» Excerpt:

Load Balancing: Distributing Traffic for High Availability | Taylson Martinez

What is Load Balancing?

Load balancing distributes incoming network traffic across multiple servers to ensure:

No single server is overwhelmed
High availability (if one server fails, others take over)
Better resource utilization
Improved response times

Think of it like checkout lines at a supermarket - instead of one long line, you have multiple cashiers serving customers in parallel.

Load Balancing Algorithms

1. Round Robin

Distributes requests sequentially across servers.

Request 1 → Server A
Request 2 → Server B
Request 3 → Server C
Request 4 → Server A (back to start)

Pros:

Simple to implement
Fair distribution
Works well when servers have similar capacity

Cons:

Doesn’t consider server load
Doesn’t account for server capacity differences

class RoundRobinBalancer(private val servers: List<String>) {
    private var current = 0
    
    fun getNextServer(): String {
        val server = servers[current]
        current = (current + 1) % servers.size
        return server
    }
}

2. Weighted Round Robin

Like round robin, but servers with higher weights get more requests.

data class WeightedServer(val host: String, val weight: Int)

class WeightedRoundRobinBalancer(servers: List<WeightedServer>) {
    private val expandedServers = mutableListOf<String>()
    private var current = 0
    
    init {
        // Expand based on weights
        servers.forEach { server ->
            repeat(server.weight) {
                expandedServers.add(server.host)
            }
        }
    }
    
    fun getNextServer(): String {
        val server = expandedServers[current]
        current = (current + 1) % expandedServers.size
        return server
    }
}

// Usage
val balancer = WeightedRoundRobinBalancer(
    listOf(
        WeightedServer("powerful-server", 5),
        WeightedServer("medium-server", 3),
        WeightedServer("small-server", 1)
    )
)
// powerful-server gets 5x more requests than small-server

3. Least Connections

Routes to the server with fewest active connections.

data class ServerConnection(
    val host: String,
    var connections: Int = 0
)

» Source excerpt:
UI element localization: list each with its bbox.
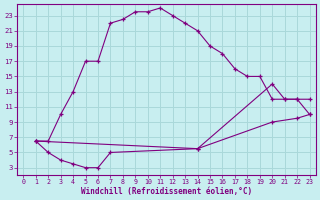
X-axis label: Windchill (Refroidissement éolien,°C): Windchill (Refroidissement éolien,°C)	[81, 187, 252, 196]
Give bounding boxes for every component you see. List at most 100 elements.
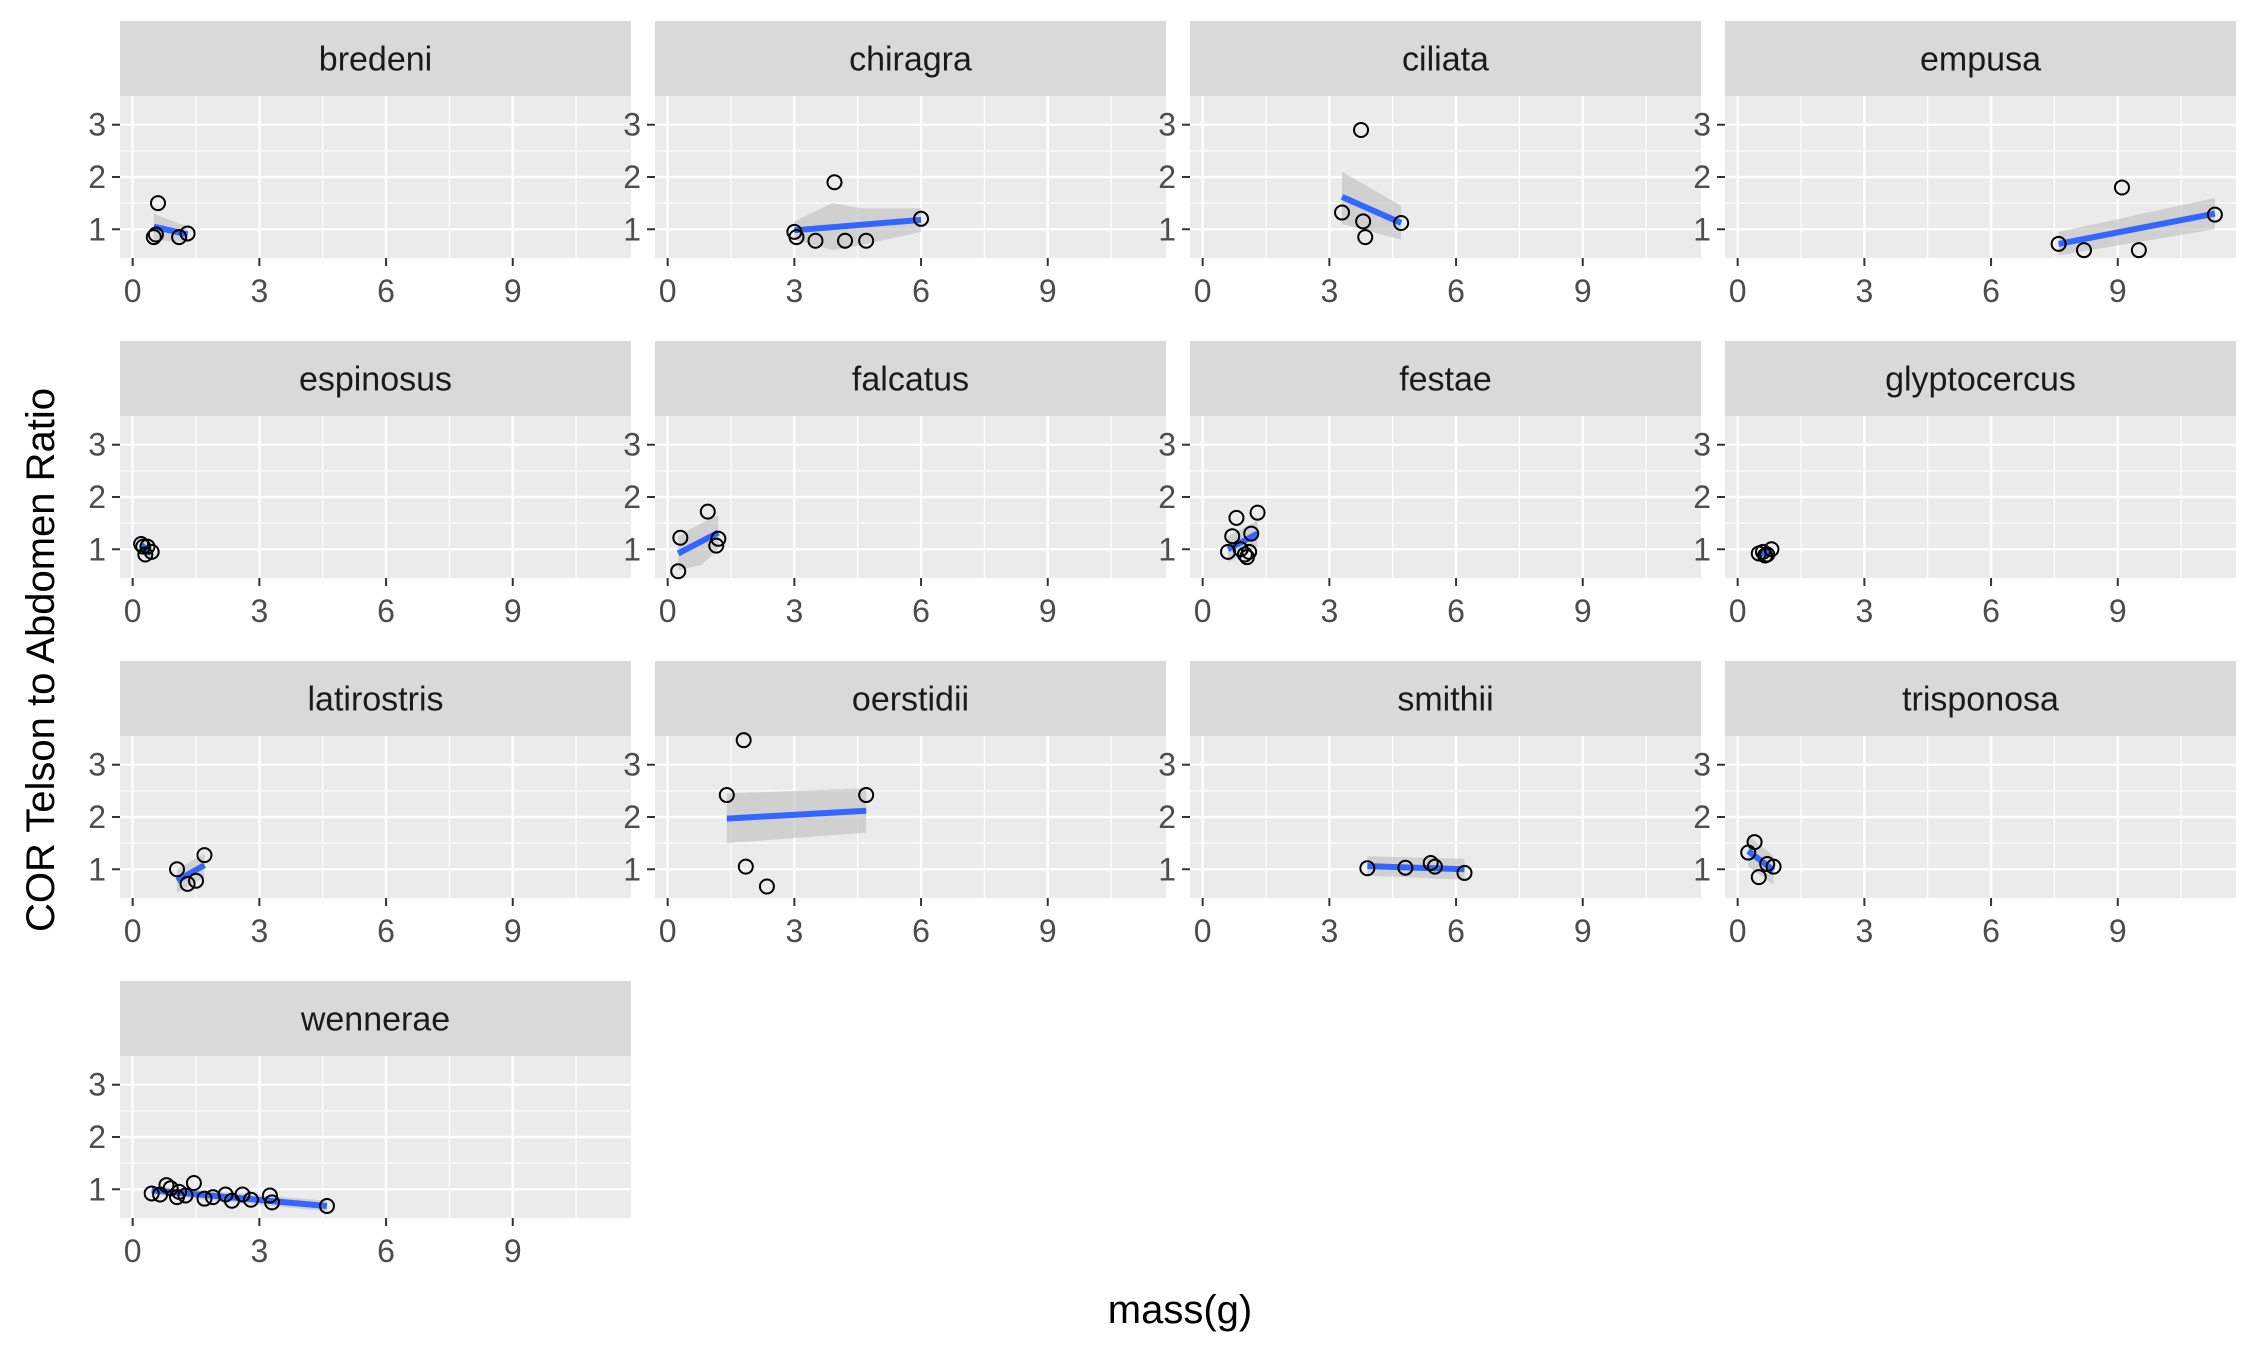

» Instructions:
• a. Extract the passage of the load balancing article between "Like round robin, but" and "expandedServers = mutableListOf<String>()", inclusive.
• b. List the four outcomes that the load balancing article says distributing incoming traffic across multiple servers is meant to ensure.
• c. Continue the load balancing article from the point where it stops.
The data has no connection to the load balancing article.

» Responses to the tasks:
• a.
Like round robin, but servers with higher weights get more requests.

data class WeightedServer(val host: String, val weight: Int)

class WeightedRoundRobinBalancer(servers: List<WeightedServer>) {
    private val expandedServers = mutableListOf<String>()

• b.
No single server is overwhelmed
High availability (if one server fails, others take over)
Better resource utilization
Improved response times

• c.
class LeastConnectionsBalancer(servers: List<String>) {
    private val servers = servers.map { ServerConnection(it) }
    
    fun getNextServer(): String {
        // Find server with minimum connections
        val server = servers.minByOrNull { it.connections }
            ?: throw IllegalStateException("No servers available")
        
        server.connections++
        return server.host
    }
    
    fun releaseConnection(host: String) {
        servers.find { it.host == host }?.let {
            it.connections--
        }
    }
}

Best for: Long-lived connections (WebSockets, database connections)

4. Least Response Time

Routes to the server with fastest response time.

data class ServerMetrics(
    val host: String,
    var avgResponseTime: Double = 0.0,
    var requestCount: Int = 0
)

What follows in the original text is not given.